The records —
-.-.-
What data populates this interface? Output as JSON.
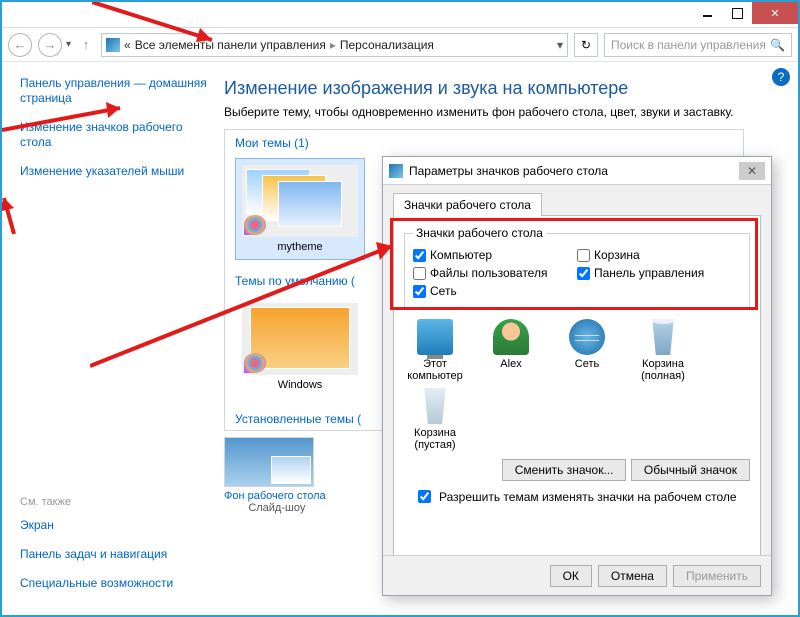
{
  "address": {
    "root": "Все элементы панели управления",
    "current": "Персонализация",
    "search_placeholder": "Поиск в панели управления"
  },
  "sidebar": {
    "home": "Панель управления — домашняя страница",
    "icons": "Изменение значков рабочего стола",
    "pointers": "Изменение указателей мыши",
    "see_also": "См. также",
    "screen": "Экран",
    "taskbar": "Панель задач и навигация",
    "accessibility": "Специальные возможности"
  },
  "content": {
    "title": "Изменение изображения и звука на компьютере",
    "subtitle": "Выберите тему, чтобы одновременно изменить фон рабочего стола, цвет, звуки и заставку.",
    "my_themes": "Мои темы (1)",
    "theme1": "mytheme",
    "default_themes": "Темы по умолчанию (",
    "theme2": "Windows",
    "installed_themes": "Установленные темы (",
    "bg_link": "Фон рабочего стола",
    "slideshow": "Слайд-шоу"
  },
  "dialog": {
    "title": "Параметры значков рабочего стола",
    "tab": "Значки рабочего стола",
    "legend": "Значки рабочего стола",
    "cb_computer": "Компьютер",
    "cb_bin": "Корзина",
    "cb_userfiles": "Файлы пользователя",
    "cb_cpanel": "Панель управления",
    "cb_network": "Сеть",
    "icon_pc": "Этот компьютер",
    "icon_user": "Alex",
    "icon_net": "Сеть",
    "icon_bin_full": "Корзина (полная)",
    "icon_bin_empty": "Корзина (пустая)",
    "btn_change": "Сменить значок...",
    "btn_default": "Обычный значок",
    "allow_themes": "Разрешить темам изменять значки на рабочем столе",
    "ok": "ОК",
    "cancel": "Отмена",
    "apply": "Применить"
  }
}
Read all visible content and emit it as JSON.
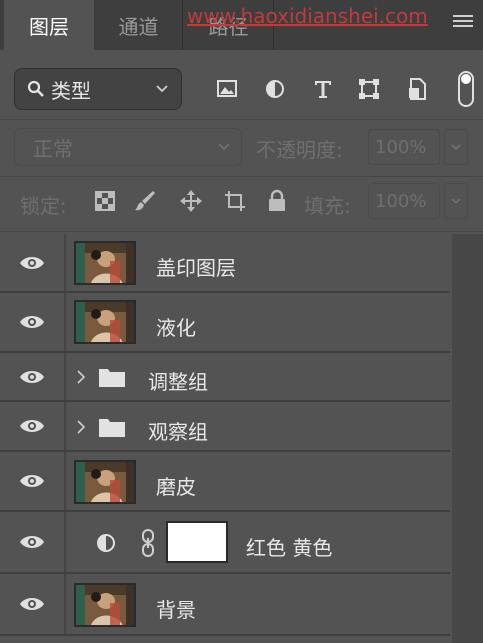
{
  "tabs": [
    {
      "label": "图层",
      "active": true
    },
    {
      "label": "通道",
      "active": false
    },
    {
      "label": "路径",
      "active": false
    }
  ],
  "watermark": "www.haoxidianshei.com",
  "filter": {
    "kind_label": "类型",
    "icons": [
      "image-filter-icon",
      "adjustment-filter-icon",
      "type-filter-icon",
      "shape-filter-icon",
      "smart-object-filter-icon",
      "filter-toggle-switch"
    ]
  },
  "blend": {
    "mode": "正常",
    "opacity_label": "不透明度:",
    "opacity_value": "100%"
  },
  "lock": {
    "label": "锁定:",
    "fill_label": "填充:",
    "fill_value": "100%"
  },
  "layers": [
    {
      "name": "盖印图层",
      "kind": "pixel"
    },
    {
      "name": "液化",
      "kind": "pixel"
    },
    {
      "name": "调整组",
      "kind": "group"
    },
    {
      "name": "观察组",
      "kind": "group"
    },
    {
      "name": "磨皮",
      "kind": "pixel"
    },
    {
      "name": "红色 黄色",
      "kind": "adjustment"
    },
    {
      "name": "背景",
      "kind": "pixel"
    }
  ],
  "colors": {
    "panel": "#535353",
    "tabbar": "#3e3e3e",
    "watermark": "#c43a3a"
  }
}
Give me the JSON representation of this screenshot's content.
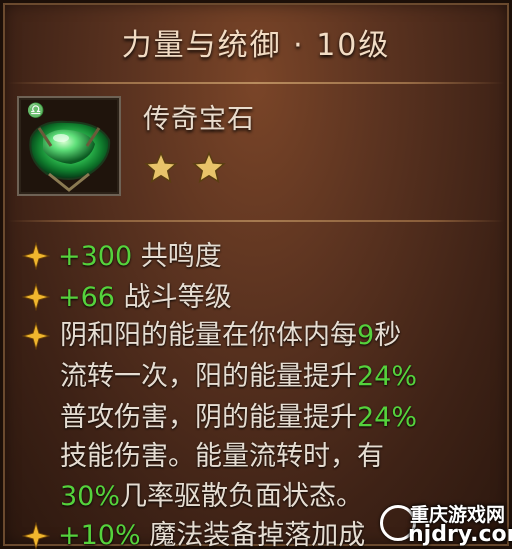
{
  "header": {
    "title": "力量与统御 · 10级"
  },
  "item": {
    "name": "传奇宝石",
    "rank_stars": 2,
    "gem_color": "#2fbf52"
  },
  "stats": [
    {
      "value": "+300",
      "label": "共鸣度"
    },
    {
      "value": "+66",
      "label": "战斗等级"
    }
  ],
  "effect": {
    "line1_a": "阴和阳的能量在你体内每",
    "line1_num": "9",
    "line1_b": "秒",
    "line2_a": "流转一次，阳的能量提升",
    "line2_num": "24%",
    "line3_a": "普攻伤害，阴的能量提升",
    "line3_num": "24%",
    "line4_a": "技能伤害。能量流转时，有",
    "line5_num": "30%",
    "line5_a": "几率驱散负面状态。"
  },
  "bonus": {
    "value": "+10%",
    "label": "魔法装备掉落加成"
  },
  "watermark": {
    "brand": "重庆游戏网",
    "url": "njdry.com"
  },
  "colors": {
    "accent_green": "#55d23c",
    "text": "#e6ddd2",
    "title": "#f2dcc4",
    "star": "#e8c46a"
  }
}
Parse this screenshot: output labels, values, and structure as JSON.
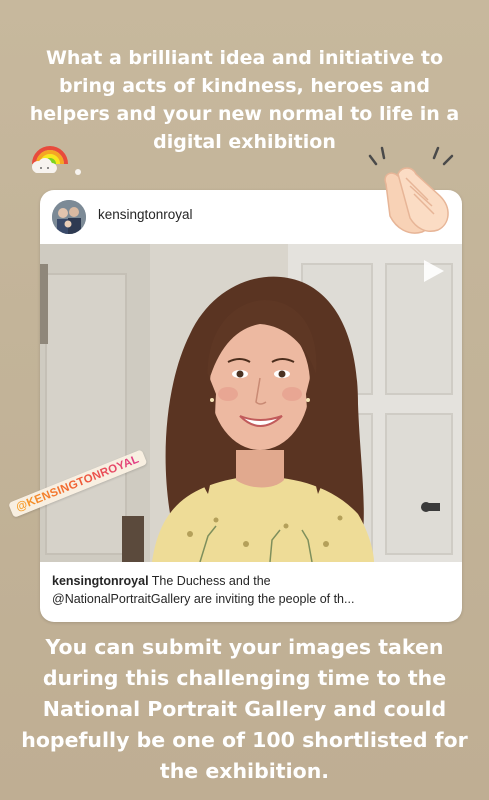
{
  "story": {
    "top_text": "What a brilliant idea and initiative to bring acts of kindness, heroes and helpers and your new normal to life in a digital exhibition",
    "bottom_text": "You can submit your images taken during this challenging time to the National Portrait Gallery and could hopefully be one of 100 shortlisted for the exhibition."
  },
  "post": {
    "username": "kensingtonroyal",
    "caption_username": "kensingtonroyal",
    "caption_line1": " The Duchess and the",
    "caption_line2": "@NationalPortraitGallery are inviting the people of th..."
  },
  "stickers": {
    "mention": "@KENSINGTONROYAL",
    "rainbow": "rainbow-cloud-sticker",
    "clap": "clapping-hands-sticker"
  },
  "colors": {
    "background": "#c4b59a",
    "text": "#ffffff",
    "card": "#ffffff"
  }
}
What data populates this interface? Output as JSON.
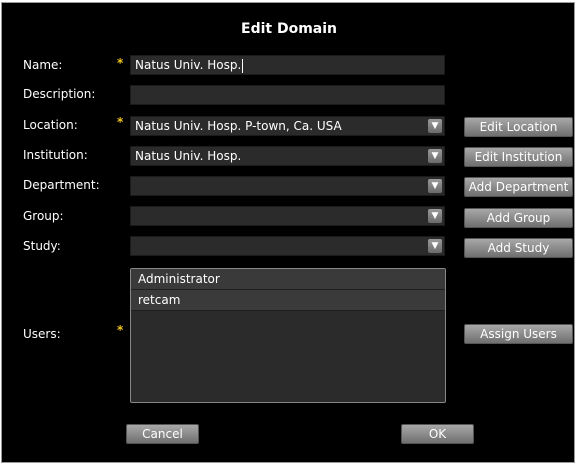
{
  "dialog": {
    "title": "Edit Domain"
  },
  "labels": {
    "name": "Name:",
    "description": "Description:",
    "location": "Location:",
    "institution": "Institution:",
    "department": "Department:",
    "group": "Group:",
    "study": "Study:",
    "users": "Users:"
  },
  "required_marker": "*",
  "fields": {
    "name": "Natus Univ. Hosp.",
    "description": "",
    "location": "Natus Univ. Hosp. P-town, Ca.  USA",
    "institution": "Natus Univ. Hosp.",
    "department": "",
    "group": "",
    "study": ""
  },
  "buttons": {
    "edit_location": "Edit Location",
    "edit_institution": "Edit Institution",
    "add_department": "Add Department",
    "add_group": "Add Group",
    "add_study": "Add Study",
    "assign_users": "Assign Users",
    "cancel": "Cancel",
    "ok": "OK"
  },
  "users": [
    "Administrator",
    "retcam"
  ],
  "colors": {
    "background": "#000000",
    "field": "#2b2b2b",
    "required": "#f2c61f",
    "button": "#8c8c8c"
  },
  "icons": {
    "dropdown": "chevron-down-icon"
  }
}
-.-.-
Exercise objective —
Copy each line of the listing that includes "icons".

Exercise response —
    "icons": "Изменение значков рабочего стола",
    "icons": [
  "icons": {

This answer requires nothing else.